--- begin ENTRIES SHOWN ---
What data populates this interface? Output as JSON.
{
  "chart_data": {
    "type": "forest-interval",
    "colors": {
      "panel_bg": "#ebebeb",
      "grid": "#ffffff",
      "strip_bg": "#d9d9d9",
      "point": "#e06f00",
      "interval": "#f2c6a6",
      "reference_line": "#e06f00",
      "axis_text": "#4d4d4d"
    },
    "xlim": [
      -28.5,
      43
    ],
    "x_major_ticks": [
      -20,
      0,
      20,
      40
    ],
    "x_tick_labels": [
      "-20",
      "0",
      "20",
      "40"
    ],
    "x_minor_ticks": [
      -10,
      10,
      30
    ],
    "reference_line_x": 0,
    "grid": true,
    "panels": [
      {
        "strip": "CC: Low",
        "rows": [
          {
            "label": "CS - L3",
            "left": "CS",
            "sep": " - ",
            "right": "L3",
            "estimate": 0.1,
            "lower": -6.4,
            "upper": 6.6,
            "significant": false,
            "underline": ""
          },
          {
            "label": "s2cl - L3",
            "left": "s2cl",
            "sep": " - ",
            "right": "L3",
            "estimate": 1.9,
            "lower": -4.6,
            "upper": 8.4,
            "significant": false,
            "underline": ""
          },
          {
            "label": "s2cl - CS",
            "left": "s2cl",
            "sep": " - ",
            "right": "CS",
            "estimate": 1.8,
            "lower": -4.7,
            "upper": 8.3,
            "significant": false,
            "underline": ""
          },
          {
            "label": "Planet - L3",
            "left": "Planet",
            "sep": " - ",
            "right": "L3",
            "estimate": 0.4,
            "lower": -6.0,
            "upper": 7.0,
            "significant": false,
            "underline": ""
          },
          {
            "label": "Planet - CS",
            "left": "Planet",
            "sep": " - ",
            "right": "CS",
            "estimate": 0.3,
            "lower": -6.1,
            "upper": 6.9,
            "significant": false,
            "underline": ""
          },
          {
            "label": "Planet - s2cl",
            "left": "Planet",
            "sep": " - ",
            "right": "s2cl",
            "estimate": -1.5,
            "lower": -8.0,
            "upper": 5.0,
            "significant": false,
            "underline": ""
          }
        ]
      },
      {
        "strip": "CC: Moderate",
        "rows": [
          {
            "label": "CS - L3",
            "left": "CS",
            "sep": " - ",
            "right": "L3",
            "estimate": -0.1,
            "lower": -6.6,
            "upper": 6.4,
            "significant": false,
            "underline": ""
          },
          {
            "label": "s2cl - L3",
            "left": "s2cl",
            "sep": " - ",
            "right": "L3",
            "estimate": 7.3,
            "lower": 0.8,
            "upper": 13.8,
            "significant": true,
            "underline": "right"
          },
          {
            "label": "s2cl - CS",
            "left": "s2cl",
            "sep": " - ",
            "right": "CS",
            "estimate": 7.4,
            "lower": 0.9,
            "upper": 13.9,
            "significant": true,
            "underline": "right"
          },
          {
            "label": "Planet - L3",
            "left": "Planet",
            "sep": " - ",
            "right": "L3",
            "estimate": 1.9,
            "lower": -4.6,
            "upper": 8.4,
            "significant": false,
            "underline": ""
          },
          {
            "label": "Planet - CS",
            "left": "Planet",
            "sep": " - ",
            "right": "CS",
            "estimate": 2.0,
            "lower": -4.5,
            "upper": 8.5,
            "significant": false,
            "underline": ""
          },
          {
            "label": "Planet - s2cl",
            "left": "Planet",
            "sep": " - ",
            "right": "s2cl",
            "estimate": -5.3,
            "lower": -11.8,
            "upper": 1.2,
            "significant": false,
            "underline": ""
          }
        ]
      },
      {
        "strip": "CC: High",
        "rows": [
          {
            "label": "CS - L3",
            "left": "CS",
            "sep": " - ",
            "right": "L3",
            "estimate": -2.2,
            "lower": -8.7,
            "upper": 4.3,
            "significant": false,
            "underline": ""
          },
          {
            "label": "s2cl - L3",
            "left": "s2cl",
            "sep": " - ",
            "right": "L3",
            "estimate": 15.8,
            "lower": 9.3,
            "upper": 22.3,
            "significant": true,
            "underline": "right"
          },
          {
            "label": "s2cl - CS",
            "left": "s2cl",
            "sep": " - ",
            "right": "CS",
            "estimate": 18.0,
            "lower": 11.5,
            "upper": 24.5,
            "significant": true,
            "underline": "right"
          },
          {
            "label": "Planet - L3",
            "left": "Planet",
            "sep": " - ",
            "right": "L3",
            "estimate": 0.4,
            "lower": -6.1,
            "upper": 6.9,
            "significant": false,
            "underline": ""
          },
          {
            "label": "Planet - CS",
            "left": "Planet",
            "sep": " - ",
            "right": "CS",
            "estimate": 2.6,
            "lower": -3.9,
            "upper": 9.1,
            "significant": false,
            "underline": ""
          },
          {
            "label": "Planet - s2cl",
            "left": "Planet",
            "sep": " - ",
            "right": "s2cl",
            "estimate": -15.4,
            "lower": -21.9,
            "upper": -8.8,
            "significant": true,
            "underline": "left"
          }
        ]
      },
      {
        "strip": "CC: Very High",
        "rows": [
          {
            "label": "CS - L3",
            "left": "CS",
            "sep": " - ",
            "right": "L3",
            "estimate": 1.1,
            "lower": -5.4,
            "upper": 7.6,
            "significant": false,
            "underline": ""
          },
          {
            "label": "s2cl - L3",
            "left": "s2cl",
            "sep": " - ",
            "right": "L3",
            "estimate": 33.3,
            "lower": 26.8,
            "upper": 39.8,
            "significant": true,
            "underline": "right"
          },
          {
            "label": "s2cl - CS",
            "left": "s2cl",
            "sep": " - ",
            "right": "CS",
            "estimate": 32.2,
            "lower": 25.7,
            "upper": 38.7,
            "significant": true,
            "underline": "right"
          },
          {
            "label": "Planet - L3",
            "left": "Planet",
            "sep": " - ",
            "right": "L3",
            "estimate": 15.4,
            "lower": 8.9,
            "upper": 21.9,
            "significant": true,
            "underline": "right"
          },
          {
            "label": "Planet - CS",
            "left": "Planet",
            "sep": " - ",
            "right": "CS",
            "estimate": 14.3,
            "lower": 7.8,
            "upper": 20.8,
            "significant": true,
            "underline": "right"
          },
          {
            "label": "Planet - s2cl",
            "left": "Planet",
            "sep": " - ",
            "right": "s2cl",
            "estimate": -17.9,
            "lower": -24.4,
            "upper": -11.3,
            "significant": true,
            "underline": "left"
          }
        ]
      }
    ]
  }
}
--- end ENTRIES SHOWN ---
* **TASK DESCRIPTION**
Quote the listing in full, please, keeping every line exact.

* **EXERCISE RESPONSE**
What data populates this interface? Output as JSON.
{
  "chart_data": {
    "type": "forest-interval",
    "colors": {
      "panel_bg": "#ebebeb",
      "grid": "#ffffff",
      "strip_bg": "#d9d9d9",
      "point": "#e06f00",
      "interval": "#f2c6a6",
      "reference_line": "#e06f00",
      "axis_text": "#4d4d4d"
    },
    "xlim": [
      -28.5,
      43
    ],
    "x_major_ticks": [
      -20,
      0,
      20,
      40
    ],
    "x_tick_labels": [
      "-20",
      "0",
      "20",
      "40"
    ],
    "x_minor_ticks": [
      -10,
      10,
      30
    ],
    "reference_line_x": 0,
    "grid": true,
    "panels": [
      {
        "strip": "CC: Low",
        "rows": [
          {
            "label": "CS - L3",
            "left": "CS",
            "sep": " - ",
            "right": "L3",
            "estimate": 0.1,
            "lower": -6.4,
            "upper": 6.6,
            "significant": false,
            "underline": ""
          },
          {
            "label": "s2cl - L3",
            "left": "s2cl",
            "sep": " - ",
            "right": "L3",
            "estimate": 1.9,
            "lower": -4.6,
            "upper": 8.4,
            "significant": false,
            "underline": ""
          },
          {
            "label": "s2cl - CS",
            "left": "s2cl",
            "sep": " - ",
            "right": "CS",
            "estimate": 1.8,
            "lower": -4.7,
            "upper": 8.3,
            "significant": false,
            "underline": ""
          },
          {
            "label": "Planet - L3",
            "left": "Planet",
            "sep": " - ",
            "right": "L3",
            "estimate": 0.4,
            "lower": -6.0,
            "upper": 7.0,
            "significant": false,
            "underline": ""
          },
          {
            "label": "Planet - CS",
            "left": "Planet",
            "sep": " - ",
            "right": "CS",
            "estimate": 0.3,
            "lower": -6.1,
            "upper": 6.9,
            "significant": false,
            "underline": ""
          },
          {
            "label": "Planet - s2cl",
            "left": "Planet",
            "sep": " - ",
            "right": "s2cl",
            "estimate": -1.5,
            "lower": -8.0,
            "upper": 5.0,
            "significant": false,
            "underline": ""
          }
        ]
      },
      {
        "strip": "CC: Moderate",
        "rows": [
          {
            "label": "CS - L3",
            "left": "CS",
            "sep": " - ",
            "right": "L3",
            "estimate": -0.1,
            "lower": -6.6,
            "upper": 6.4,
            "significant": false,
            "underline": ""
          },
          {
            "label": "s2cl - L3",
            "left": "s2cl",
            "sep": " - ",
            "right": "L3",
            "estimate": 7.3,
            "lower": 0.8,
            "upper": 13.8,
            "significant": true,
            "underline": "right"
          },
          {
            "label": "s2cl - CS",
            "left": "s2cl",
            "sep": " - ",
            "right": "CS",
            "estimate": 7.4,
            "lower": 0.9,
            "upper": 13.9,
            "significant": true,
            "underline": "right"
          },
          {
            "label": "Planet - L3",
            "left": "Planet",
            "sep": " - ",
            "right": "L3",
            "estimate": 1.9,
            "lower": -4.6,
            "upper": 8.4,
            "significant": false,
            "underline": ""
          },
          {
            "label": "Planet - CS",
            "left": "Planet",
            "sep": " - ",
            "right": "CS",
            "estimate": 2.0,
            "lower": -4.5,
            "upper": 8.5,
            "significant": false,
            "underline": ""
          },
          {
            "label": "Planet - s2cl",
            "left": "Planet",
            "sep": " - ",
            "right": "s2cl",
            "estimate": -5.3,
            "lower": -11.8,
            "upper": 1.2,
            "significant": false,
            "underline": ""
          }
        ]
      },
      {
        "strip": "CC: High",
        "rows": [
          {
            "label": "CS - L3",
            "left": "CS",
            "sep": " - ",
            "right": "L3",
            "estimate": -2.2,
            "lower": -8.7,
            "upper": 4.3,
            "significant": false,
            "underline": ""
          },
          {
            "label": "s2cl - L3",
            "left": "s2cl",
            "sep": " - ",
            "right": "L3",
            "estimate": 15.8,
            "lower": 9.3,
            "upper": 22.3,
            "significant": true,
            "underline": "right"
          },
          {
            "label": "s2cl - CS",
            "left": "s2cl",
            "sep": " - ",
            "right": "CS",
            "estimate": 18.0,
            "lower": 11.5,
            "upper": 24.5,
            "significant": true,
            "underline": "right"
          },
          {
            "label": "Planet - L3",
            "left": "Planet",
            "sep": " - ",
            "right": "L3",
            "estimate": 0.4,
            "lower": -6.1,
            "upper": 6.9,
            "significant": false,
            "underline": ""
          },
          {
            "label": "Planet - CS",
            "left": "Planet",
            "sep": " - ",
            "right": "CS",
            "estimate": 2.6,
            "lower": -3.9,
            "upper": 9.1,
            "significant": false,
            "underline": ""
          },
          {
            "label": "Planet - s2cl",
            "left": "Planet",
            "sep": " - ",
            "right": "s2cl",
            "estimate": -15.4,
            "lower": -21.9,
            "upper": -8.8,
            "significant": true,
            "underline": "left"
          }
        ]
      },
      {
        "strip": "CC: Very High",
        "rows": [
          {
            "label": "CS - L3",
            "left": "CS",
            "sep": " - ",
            "right": "L3",
            "estimate": 1.1,
            "lower": -5.4,
            "upper": 7.6,
            "significant": false,
            "underline": ""
          },
          {
            "label": "s2cl - L3",
            "left": "s2cl",
            "sep": " - ",
            "right": "L3",
            "estimate": 33.3,
            "lower": 26.8,
            "upper": 39.8,
            "significant": true,
            "underline": "right"
          },
          {
            "label": "s2cl - CS",
            "left": "s2cl",
            "sep": " - ",
            "right": "CS",
            "estimate": 32.2,
            "lower": 25.7,
            "upper": 38.7,
            "significant": true,
            "underline": "right"
          },
          {
            "label": "Planet - L3",
            "left": "Planet",
            "sep": " - ",
            "right": "L3",
            "estimate": 15.4,
            "lower": 8.9,
            "upper": 21.9,
            "significant": true,
            "underline": "right"
          },
          {
            "label": "Planet - CS",
            "left": "Planet",
            "sep": " - ",
            "right": "CS",
            "estimate": 14.3,
            "lower": 7.8,
            "upper": 20.8,
            "significant": true,
            "underline": "right"
          },
          {
            "label": "Planet - s2cl",
            "left": "Planet",
            "sep": " - ",
            "right": "s2cl",
            "estimate": -17.9,
            "lower": -24.4,
            "upper": -11.3,
            "significant": true,
            "underline": "left"
          }
        ]
      }
    ]
  }
}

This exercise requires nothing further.